◆ Task directions ◆
Report only the number of lines in the records that contain the word "DIFFRACTION".

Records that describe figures
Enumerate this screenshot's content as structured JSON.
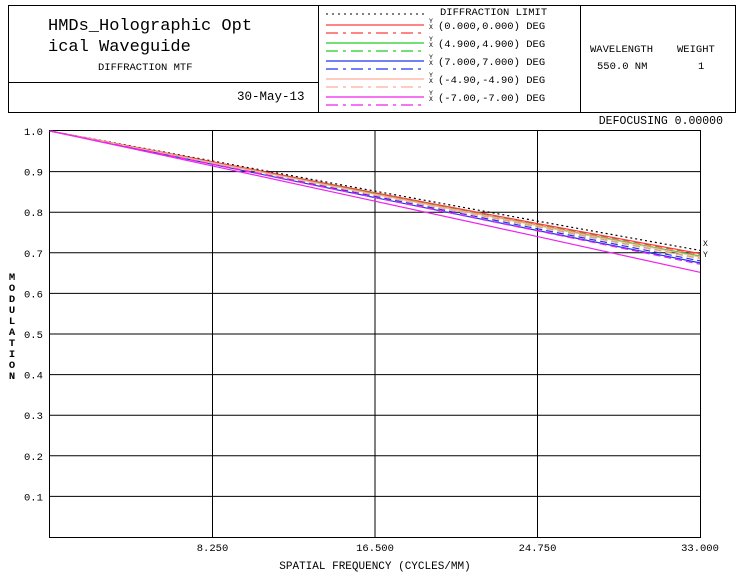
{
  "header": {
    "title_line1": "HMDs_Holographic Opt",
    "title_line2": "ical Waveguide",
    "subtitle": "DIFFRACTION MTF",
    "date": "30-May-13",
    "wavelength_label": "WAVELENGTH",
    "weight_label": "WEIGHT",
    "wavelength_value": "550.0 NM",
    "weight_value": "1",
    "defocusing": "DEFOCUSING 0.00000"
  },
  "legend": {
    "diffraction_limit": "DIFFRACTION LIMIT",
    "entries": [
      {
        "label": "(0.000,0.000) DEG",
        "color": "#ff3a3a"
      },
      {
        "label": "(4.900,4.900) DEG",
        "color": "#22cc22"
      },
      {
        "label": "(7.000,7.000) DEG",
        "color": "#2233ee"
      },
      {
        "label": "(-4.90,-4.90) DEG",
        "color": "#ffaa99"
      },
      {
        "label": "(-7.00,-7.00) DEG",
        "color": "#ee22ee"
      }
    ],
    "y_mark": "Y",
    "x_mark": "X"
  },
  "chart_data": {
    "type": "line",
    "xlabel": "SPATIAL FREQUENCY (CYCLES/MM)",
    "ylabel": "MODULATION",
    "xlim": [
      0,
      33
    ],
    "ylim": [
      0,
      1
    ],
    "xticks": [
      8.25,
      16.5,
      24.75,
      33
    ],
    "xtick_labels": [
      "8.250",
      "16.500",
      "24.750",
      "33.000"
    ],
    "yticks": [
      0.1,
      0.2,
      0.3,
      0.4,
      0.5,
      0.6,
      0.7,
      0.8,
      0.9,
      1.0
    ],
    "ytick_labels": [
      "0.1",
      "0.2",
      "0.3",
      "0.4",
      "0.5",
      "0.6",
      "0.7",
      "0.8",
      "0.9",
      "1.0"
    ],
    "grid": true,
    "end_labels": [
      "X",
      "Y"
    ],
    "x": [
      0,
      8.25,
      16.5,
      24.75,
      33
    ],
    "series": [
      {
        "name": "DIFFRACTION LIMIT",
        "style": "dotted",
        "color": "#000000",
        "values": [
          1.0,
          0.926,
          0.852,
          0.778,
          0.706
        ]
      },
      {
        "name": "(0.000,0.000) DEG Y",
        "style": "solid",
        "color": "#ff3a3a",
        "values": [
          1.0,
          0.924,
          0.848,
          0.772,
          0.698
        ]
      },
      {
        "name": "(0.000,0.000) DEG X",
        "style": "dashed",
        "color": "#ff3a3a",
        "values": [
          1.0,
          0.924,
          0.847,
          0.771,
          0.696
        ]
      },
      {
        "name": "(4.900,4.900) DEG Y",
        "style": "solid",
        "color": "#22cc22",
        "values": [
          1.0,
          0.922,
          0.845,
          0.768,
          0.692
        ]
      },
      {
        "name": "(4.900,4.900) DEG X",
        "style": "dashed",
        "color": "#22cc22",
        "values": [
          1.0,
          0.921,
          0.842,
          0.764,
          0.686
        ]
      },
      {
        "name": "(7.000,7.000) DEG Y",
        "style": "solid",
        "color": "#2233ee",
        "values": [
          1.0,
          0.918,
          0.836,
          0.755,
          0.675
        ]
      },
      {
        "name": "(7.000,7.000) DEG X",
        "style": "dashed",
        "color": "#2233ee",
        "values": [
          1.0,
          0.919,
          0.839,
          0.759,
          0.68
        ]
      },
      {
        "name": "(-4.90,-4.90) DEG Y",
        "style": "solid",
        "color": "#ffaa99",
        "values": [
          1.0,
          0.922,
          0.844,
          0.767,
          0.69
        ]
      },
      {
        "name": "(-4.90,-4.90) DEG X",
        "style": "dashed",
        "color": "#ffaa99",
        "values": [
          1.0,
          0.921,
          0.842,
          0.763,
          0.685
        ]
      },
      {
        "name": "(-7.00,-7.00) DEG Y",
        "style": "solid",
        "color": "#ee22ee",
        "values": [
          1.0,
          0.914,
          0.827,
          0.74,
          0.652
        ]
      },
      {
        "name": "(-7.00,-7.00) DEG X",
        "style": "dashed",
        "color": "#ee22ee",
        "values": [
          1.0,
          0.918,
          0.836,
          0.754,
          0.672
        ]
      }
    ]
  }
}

--

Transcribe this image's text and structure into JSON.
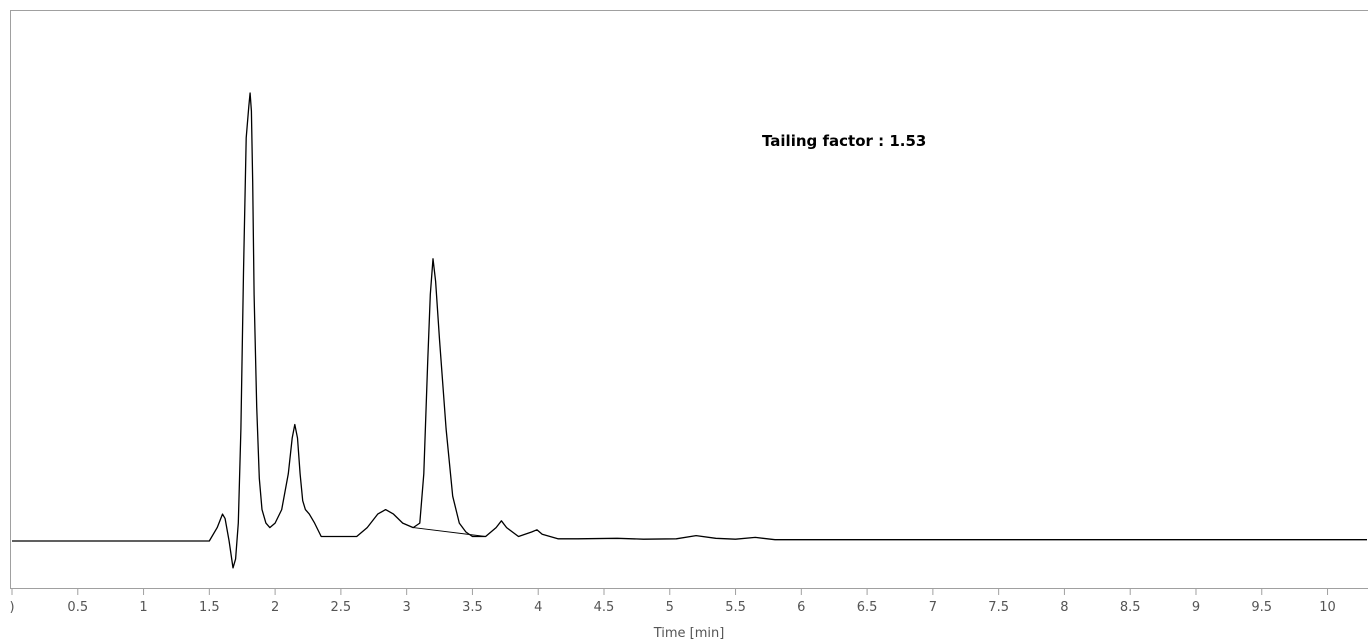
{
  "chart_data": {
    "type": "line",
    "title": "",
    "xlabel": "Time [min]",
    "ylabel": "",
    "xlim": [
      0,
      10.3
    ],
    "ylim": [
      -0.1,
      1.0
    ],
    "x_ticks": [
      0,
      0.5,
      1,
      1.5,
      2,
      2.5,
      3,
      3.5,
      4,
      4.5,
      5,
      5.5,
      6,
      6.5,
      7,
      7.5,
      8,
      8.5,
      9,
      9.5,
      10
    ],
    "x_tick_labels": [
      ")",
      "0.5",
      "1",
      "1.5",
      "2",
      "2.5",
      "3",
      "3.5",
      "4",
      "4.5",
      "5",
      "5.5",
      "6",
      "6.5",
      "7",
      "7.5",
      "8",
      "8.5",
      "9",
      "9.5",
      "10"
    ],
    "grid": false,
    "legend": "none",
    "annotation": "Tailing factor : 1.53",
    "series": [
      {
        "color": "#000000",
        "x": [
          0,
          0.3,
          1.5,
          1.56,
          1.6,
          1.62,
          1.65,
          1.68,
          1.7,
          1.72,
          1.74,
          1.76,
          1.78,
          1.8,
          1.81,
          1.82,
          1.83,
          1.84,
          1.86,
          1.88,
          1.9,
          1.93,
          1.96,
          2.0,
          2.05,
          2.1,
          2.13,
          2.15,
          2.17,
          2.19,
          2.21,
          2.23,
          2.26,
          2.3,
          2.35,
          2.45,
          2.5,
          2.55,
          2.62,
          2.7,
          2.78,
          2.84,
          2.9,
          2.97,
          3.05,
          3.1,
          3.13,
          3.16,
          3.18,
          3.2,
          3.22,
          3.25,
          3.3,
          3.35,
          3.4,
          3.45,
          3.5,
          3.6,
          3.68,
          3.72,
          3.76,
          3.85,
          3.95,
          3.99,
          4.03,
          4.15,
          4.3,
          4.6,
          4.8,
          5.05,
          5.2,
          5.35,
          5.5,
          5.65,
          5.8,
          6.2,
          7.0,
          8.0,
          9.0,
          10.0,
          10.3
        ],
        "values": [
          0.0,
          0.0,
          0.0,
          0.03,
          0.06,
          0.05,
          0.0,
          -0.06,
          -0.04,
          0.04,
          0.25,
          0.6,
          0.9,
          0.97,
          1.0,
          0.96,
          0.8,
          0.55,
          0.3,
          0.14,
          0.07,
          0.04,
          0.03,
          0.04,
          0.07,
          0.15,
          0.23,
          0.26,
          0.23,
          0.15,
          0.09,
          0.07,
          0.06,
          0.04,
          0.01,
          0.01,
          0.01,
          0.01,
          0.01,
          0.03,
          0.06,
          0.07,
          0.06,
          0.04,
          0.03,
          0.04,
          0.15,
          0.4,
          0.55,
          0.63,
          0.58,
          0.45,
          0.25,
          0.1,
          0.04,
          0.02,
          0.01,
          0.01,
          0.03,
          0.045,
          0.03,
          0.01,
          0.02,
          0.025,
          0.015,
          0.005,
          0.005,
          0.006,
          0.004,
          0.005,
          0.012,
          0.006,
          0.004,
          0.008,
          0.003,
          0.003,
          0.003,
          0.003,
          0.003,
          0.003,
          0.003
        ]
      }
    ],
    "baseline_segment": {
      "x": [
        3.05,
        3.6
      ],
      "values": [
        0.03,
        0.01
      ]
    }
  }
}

◆ Task answer ◆
3